Problem to solve:
From the listing below, pull each line that includes "process".
[Start of Material supplied]
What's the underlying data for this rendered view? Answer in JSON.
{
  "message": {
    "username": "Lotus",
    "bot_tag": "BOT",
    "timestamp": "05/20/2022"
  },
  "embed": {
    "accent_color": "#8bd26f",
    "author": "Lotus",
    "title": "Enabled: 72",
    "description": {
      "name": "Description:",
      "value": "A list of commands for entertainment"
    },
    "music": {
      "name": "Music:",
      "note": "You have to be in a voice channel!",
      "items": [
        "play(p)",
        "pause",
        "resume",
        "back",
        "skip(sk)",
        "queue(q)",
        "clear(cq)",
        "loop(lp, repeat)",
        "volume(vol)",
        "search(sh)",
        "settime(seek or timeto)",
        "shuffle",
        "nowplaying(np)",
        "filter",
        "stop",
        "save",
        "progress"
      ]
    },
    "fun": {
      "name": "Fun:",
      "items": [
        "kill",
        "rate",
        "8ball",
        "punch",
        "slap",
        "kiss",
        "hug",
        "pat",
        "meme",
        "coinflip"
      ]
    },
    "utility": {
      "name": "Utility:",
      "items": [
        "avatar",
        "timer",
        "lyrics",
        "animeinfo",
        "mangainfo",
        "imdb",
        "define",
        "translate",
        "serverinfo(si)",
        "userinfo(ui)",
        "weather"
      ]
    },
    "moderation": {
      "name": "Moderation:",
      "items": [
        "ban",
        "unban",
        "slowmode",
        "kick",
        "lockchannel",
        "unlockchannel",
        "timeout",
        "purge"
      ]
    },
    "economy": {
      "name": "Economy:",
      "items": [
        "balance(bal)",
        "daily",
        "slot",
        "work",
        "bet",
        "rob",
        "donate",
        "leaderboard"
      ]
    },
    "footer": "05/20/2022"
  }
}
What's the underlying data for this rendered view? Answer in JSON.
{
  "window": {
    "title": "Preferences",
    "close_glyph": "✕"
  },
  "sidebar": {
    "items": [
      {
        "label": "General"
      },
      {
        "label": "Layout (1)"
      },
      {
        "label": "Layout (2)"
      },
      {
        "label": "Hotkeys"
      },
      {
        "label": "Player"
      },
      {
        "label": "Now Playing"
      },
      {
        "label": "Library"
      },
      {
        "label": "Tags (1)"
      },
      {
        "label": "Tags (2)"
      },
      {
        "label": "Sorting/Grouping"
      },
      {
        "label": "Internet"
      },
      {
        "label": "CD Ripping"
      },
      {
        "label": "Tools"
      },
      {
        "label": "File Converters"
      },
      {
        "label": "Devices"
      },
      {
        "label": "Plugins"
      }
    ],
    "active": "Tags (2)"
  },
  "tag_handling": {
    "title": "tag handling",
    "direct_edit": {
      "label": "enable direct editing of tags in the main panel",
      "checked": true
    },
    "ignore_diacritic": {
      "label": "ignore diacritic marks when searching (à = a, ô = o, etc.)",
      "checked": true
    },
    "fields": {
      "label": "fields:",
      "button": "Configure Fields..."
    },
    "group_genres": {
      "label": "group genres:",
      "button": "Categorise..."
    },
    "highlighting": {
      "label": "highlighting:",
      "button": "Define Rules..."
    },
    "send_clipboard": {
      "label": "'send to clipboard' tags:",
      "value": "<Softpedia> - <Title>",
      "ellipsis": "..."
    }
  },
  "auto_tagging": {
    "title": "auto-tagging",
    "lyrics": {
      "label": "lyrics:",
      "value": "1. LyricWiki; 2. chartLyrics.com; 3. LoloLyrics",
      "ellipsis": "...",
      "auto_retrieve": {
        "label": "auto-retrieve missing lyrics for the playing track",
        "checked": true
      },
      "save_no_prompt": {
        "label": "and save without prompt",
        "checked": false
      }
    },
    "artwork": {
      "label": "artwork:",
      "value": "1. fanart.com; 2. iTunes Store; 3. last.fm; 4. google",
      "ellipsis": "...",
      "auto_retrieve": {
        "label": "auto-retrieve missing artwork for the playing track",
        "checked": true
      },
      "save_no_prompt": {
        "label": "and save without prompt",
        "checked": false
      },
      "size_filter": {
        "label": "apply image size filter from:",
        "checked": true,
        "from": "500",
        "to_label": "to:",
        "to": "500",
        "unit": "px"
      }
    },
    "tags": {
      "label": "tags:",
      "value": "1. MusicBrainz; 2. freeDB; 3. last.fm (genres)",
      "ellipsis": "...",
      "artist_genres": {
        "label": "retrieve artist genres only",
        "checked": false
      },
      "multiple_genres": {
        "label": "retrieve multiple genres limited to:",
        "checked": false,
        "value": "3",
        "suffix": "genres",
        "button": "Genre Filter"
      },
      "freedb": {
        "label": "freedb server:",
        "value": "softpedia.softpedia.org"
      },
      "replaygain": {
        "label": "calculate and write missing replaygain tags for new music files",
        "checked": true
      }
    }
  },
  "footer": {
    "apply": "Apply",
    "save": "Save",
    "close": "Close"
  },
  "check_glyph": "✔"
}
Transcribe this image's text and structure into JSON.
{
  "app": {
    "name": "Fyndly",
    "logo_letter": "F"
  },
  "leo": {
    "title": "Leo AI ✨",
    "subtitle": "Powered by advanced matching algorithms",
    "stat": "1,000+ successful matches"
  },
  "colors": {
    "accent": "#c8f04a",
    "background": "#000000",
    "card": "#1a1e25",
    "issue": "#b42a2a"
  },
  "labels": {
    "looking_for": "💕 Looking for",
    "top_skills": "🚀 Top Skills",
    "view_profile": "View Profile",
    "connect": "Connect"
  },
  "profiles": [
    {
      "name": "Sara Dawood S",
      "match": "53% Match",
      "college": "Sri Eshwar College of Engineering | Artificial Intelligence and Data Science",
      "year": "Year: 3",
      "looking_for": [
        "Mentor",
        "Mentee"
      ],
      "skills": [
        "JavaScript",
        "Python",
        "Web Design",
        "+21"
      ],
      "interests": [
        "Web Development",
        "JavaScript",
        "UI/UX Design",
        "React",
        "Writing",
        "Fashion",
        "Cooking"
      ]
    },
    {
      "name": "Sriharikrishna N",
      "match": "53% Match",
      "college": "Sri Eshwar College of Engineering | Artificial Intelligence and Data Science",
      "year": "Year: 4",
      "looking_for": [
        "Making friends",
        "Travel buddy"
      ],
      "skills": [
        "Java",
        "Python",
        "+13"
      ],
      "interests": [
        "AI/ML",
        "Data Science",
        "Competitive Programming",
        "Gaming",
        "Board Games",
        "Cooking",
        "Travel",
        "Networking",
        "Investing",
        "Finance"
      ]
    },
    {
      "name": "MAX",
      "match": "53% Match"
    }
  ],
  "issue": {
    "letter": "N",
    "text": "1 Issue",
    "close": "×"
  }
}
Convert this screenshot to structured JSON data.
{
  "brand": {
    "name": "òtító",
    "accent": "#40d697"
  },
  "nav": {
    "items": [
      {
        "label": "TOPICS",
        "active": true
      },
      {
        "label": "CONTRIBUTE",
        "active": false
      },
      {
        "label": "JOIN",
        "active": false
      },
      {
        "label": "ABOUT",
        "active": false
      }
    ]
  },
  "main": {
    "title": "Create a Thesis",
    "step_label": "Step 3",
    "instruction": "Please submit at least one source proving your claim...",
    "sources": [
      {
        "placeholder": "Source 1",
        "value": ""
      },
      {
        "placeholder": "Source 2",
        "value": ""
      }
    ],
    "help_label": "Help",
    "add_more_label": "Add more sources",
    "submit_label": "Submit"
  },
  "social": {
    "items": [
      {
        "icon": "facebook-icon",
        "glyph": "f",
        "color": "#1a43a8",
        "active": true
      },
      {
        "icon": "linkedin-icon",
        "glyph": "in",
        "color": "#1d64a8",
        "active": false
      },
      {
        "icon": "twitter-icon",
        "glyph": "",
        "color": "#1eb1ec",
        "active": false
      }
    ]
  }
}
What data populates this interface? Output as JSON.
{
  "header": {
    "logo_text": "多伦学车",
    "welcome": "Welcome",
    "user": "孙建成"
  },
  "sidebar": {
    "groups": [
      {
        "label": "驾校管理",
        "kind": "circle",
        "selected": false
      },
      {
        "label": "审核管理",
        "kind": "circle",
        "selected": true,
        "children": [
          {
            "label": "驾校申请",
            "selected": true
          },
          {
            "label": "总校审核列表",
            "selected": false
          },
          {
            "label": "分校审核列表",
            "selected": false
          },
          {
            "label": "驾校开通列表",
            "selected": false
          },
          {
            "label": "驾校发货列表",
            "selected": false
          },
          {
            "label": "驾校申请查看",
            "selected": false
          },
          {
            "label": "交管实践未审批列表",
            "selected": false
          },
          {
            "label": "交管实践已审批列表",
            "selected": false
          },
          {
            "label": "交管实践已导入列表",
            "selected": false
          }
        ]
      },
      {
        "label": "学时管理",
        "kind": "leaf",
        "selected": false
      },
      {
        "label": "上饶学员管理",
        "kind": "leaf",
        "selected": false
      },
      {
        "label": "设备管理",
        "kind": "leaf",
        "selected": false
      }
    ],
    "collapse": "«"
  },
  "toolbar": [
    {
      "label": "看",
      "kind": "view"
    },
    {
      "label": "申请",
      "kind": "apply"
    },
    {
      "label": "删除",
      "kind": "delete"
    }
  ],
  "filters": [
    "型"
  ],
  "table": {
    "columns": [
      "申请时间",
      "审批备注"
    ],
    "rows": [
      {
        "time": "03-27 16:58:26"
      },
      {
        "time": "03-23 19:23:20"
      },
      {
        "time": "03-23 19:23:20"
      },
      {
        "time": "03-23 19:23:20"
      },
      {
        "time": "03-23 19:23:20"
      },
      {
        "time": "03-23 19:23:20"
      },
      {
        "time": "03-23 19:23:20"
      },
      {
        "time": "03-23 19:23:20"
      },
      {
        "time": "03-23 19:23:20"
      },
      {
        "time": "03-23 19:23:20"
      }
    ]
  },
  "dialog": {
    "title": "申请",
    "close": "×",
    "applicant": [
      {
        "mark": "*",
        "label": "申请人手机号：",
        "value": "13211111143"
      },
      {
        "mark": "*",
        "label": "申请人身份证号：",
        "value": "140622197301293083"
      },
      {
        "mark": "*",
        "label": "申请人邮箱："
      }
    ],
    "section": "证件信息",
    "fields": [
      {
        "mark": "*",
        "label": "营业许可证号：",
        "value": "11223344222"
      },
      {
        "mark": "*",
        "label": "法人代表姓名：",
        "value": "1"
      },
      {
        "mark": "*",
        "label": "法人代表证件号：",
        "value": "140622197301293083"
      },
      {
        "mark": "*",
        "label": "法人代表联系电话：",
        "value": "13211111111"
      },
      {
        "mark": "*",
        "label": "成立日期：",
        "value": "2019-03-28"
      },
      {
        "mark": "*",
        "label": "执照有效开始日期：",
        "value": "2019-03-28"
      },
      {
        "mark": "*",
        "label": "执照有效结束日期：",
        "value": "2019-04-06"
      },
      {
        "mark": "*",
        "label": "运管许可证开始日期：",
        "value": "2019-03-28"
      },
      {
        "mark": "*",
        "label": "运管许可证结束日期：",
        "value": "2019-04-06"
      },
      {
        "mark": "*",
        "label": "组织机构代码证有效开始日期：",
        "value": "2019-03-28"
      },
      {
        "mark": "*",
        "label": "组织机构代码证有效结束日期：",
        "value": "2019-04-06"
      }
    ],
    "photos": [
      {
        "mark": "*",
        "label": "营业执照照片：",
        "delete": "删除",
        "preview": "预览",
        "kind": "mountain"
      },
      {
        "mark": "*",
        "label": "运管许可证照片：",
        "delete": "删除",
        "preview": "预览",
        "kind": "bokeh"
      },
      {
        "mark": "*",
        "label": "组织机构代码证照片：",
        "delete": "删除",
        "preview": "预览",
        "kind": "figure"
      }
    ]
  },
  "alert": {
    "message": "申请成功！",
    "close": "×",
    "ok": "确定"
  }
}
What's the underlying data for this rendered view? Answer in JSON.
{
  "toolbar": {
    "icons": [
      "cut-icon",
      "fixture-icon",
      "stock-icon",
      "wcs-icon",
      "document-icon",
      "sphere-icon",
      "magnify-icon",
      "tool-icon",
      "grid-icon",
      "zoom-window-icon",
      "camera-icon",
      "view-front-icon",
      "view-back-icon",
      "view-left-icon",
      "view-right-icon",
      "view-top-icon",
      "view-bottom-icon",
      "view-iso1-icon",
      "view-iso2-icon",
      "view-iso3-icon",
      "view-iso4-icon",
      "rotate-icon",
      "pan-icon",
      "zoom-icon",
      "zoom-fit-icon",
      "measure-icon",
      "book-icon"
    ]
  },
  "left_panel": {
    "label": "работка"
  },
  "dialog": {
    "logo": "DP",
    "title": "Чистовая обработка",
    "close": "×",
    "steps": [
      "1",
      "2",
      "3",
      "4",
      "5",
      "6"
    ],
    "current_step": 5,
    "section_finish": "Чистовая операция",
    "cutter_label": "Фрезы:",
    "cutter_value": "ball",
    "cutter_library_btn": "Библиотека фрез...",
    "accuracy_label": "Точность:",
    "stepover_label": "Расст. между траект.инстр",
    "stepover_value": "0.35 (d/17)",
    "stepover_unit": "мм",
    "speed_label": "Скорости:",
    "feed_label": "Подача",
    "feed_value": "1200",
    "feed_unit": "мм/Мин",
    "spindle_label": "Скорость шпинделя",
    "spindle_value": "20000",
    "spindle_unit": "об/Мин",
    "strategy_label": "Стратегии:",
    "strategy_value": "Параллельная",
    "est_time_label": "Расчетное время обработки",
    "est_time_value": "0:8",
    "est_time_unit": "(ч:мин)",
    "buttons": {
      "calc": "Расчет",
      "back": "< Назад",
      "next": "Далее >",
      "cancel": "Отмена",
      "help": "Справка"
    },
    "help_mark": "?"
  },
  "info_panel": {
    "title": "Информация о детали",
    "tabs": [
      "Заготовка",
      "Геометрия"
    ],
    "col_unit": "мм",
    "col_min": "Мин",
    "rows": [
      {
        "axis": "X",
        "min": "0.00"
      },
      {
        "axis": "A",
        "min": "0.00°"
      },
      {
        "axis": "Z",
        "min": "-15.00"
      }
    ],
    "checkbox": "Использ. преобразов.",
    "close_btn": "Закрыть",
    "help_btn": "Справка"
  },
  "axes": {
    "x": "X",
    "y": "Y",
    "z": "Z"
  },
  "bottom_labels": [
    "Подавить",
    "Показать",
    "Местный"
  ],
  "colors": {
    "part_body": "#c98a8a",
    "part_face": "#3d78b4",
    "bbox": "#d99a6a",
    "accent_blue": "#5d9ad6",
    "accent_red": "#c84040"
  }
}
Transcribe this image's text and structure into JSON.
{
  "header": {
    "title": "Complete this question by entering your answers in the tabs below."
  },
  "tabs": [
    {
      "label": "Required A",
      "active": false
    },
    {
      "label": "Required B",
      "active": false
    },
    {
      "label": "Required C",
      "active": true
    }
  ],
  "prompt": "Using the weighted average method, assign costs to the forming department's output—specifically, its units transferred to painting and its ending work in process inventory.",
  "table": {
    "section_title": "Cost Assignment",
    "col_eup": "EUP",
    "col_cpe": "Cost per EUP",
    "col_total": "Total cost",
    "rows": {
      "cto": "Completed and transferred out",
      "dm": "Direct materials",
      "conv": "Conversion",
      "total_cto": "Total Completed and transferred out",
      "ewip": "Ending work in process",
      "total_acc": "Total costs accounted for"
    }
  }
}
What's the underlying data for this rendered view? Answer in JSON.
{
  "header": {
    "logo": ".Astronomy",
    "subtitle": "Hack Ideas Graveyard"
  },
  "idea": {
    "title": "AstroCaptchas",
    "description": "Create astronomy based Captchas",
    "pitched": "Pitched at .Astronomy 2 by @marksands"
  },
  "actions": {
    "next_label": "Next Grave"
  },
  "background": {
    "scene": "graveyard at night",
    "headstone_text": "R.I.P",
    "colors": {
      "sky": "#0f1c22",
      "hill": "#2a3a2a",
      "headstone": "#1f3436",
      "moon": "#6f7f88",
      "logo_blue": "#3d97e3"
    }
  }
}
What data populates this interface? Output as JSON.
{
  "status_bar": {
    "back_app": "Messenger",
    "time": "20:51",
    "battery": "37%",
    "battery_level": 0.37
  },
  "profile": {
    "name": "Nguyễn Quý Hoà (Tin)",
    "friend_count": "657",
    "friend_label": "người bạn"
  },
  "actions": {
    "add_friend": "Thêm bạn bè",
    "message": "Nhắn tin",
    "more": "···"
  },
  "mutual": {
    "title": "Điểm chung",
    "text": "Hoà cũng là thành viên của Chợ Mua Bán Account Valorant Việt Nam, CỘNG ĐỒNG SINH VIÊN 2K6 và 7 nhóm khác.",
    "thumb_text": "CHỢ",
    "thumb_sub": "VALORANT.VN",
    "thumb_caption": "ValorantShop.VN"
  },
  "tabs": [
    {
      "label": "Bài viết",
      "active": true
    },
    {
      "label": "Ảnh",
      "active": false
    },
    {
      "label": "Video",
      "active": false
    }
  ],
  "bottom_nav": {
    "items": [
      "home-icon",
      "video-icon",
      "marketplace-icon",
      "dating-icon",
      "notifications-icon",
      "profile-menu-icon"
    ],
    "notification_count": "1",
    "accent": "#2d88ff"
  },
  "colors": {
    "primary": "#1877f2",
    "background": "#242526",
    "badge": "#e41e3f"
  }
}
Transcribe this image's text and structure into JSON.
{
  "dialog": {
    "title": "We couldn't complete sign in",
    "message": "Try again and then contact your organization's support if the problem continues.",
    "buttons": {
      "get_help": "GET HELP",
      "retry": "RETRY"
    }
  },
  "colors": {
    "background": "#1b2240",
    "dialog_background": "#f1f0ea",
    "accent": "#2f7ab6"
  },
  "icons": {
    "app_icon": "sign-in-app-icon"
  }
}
[End of Material supplied]
Result for this task:
  "prompt": "Using the weighted average method, assign costs to the forming department's output—specifically, its units transferred to painting and its ending work in process inventory.",
      "ewip": "Ending work in process",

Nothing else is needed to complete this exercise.